*** Begin section ***
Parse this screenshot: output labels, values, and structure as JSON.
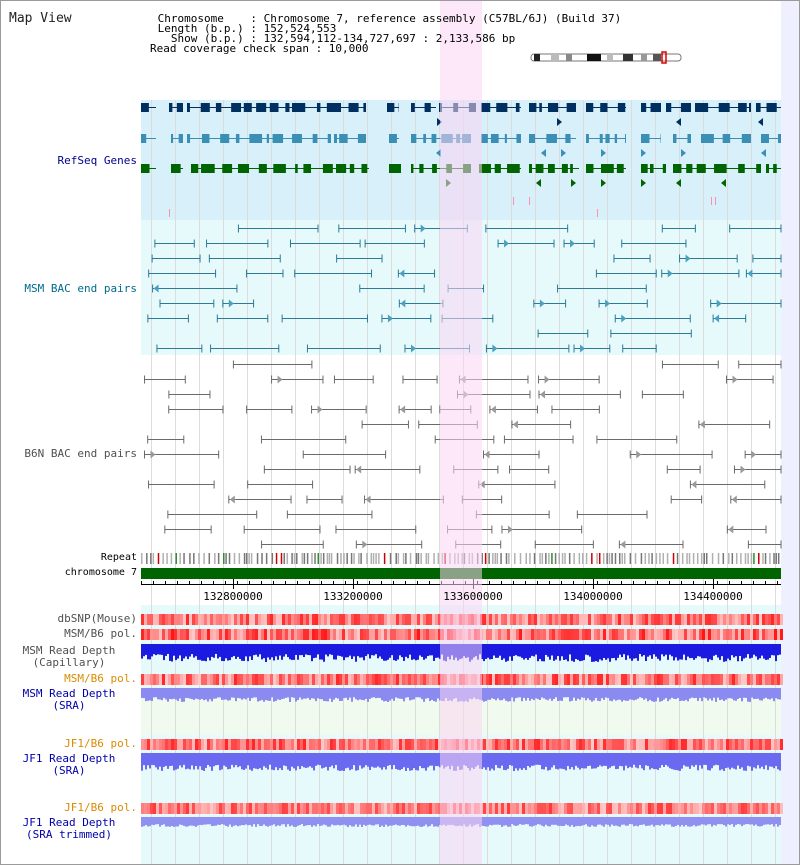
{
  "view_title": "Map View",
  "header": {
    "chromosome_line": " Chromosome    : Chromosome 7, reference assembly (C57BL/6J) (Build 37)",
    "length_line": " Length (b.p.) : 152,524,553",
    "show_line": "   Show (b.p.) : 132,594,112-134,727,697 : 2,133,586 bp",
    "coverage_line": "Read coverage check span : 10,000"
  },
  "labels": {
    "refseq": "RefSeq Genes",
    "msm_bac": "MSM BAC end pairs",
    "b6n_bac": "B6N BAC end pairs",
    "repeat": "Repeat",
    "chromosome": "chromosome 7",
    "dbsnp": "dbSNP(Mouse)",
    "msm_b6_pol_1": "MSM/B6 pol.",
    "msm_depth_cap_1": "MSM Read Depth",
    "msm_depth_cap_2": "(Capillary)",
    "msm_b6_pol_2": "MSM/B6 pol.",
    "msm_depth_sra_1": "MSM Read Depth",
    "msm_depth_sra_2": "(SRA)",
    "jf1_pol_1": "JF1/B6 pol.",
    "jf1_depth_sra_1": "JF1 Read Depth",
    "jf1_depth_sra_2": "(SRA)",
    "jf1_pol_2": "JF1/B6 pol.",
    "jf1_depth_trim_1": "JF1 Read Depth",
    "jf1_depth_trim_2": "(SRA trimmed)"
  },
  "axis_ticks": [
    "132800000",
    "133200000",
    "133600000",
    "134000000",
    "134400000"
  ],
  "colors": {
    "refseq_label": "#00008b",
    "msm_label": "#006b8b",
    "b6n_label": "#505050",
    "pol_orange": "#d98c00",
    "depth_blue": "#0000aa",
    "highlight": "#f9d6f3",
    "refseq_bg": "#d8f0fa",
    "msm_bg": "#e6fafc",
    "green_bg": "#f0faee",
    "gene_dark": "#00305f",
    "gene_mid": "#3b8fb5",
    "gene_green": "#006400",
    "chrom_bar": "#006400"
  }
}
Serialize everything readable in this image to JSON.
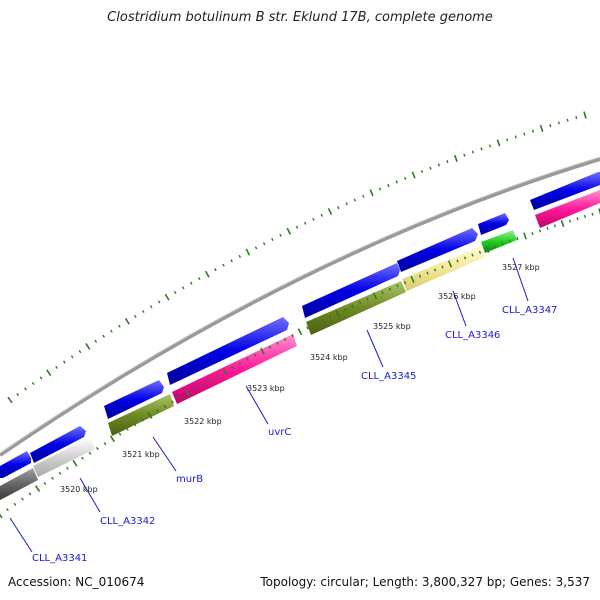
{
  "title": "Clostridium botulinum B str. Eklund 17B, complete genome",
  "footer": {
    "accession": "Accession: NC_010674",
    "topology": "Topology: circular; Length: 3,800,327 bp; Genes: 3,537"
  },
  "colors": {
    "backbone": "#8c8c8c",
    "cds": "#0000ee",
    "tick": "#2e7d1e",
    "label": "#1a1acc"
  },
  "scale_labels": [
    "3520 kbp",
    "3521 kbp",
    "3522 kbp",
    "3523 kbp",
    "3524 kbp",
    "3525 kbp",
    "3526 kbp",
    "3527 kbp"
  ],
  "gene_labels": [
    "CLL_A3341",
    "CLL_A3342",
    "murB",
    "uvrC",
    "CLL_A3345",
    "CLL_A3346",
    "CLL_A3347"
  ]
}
*** End section ***
* [Exercise] When you transcribe the lines above, keep every word exact but leave the pictures behind.

* [Answer box]
Parse this screenshot: output labels, values, and structure as JSON.
{
  "view_title": "Map View",
  "header": {
    "chromosome_line": " Chromosome    : Chromosome 7, reference assembly (C57BL/6J) (Build 37)",
    "length_line": " Length (b.p.) : 152,524,553",
    "show_line": "   Show (b.p.) : 132,594,112-134,727,697 : 2,133,586 bp",
    "coverage_line": "Read coverage check span : 10,000"
  },
  "labels": {
    "refseq": "RefSeq Genes",
    "msm_bac": "MSM BAC end pairs",
    "b6n_bac": "B6N BAC end pairs",
    "repeat": "Repeat",
    "chromosome": "chromosome 7",
    "dbsnp": "dbSNP(Mouse)",
    "msm_b6_pol_1": "MSM/B6 pol.",
    "msm_depth_cap_1": "MSM Read Depth",
    "msm_depth_cap_2": "(Capillary)",
    "msm_b6_pol_2": "MSM/B6 pol.",
    "msm_depth_sra_1": "MSM Read Depth",
    "msm_depth_sra_2": "(SRA)",
    "jf1_pol_1": "JF1/B6 pol.",
    "jf1_depth_sra_1": "JF1 Read Depth",
    "jf1_depth_sra_2": "(SRA)",
    "jf1_pol_2": "JF1/B6 pol.",
    "jf1_depth_trim_1": "JF1 Read Depth",
    "jf1_depth_trim_2": "(SRA trimmed)"
  },
  "axis_ticks": [
    "132800000",
    "133200000",
    "133600000",
    "134000000",
    "134400000"
  ],
  "colors": {
    "refseq_label": "#00008b",
    "msm_label": "#006b8b",
    "b6n_label": "#505050",
    "pol_orange": "#d98c00",
    "depth_blue": "#0000aa",
    "highlight": "#f9d6f3",
    "refseq_bg": "#d8f0fa",
    "msm_bg": "#e6fafc",
    "green_bg": "#f0faee",
    "gene_dark": "#00305f",
    "gene_mid": "#3b8fb5",
    "gene_green": "#006400",
    "chrom_bar": "#006400"
  }
}
Serialize everything readable in this image to JSON.
{
  "title": "Clostridium botulinum B str. Eklund 17B, complete genome",
  "footer": {
    "accession": "Accession: NC_010674",
    "topology": "Topology: circular; Length: 3,800,327 bp; Genes: 3,537"
  },
  "colors": {
    "backbone": "#8c8c8c",
    "cds": "#0000ee",
    "tick": "#2e7d1e",
    "label": "#1a1acc"
  },
  "scale_labels": [
    "3520 kbp",
    "3521 kbp",
    "3522 kbp",
    "3523 kbp",
    "3524 kbp",
    "3525 kbp",
    "3526 kbp",
    "3527 kbp"
  ],
  "gene_labels": [
    "CLL_A3341",
    "CLL_A3342",
    "murB",
    "uvrC",
    "CLL_A3345",
    "CLL_A3346",
    "CLL_A3347"
  ]
}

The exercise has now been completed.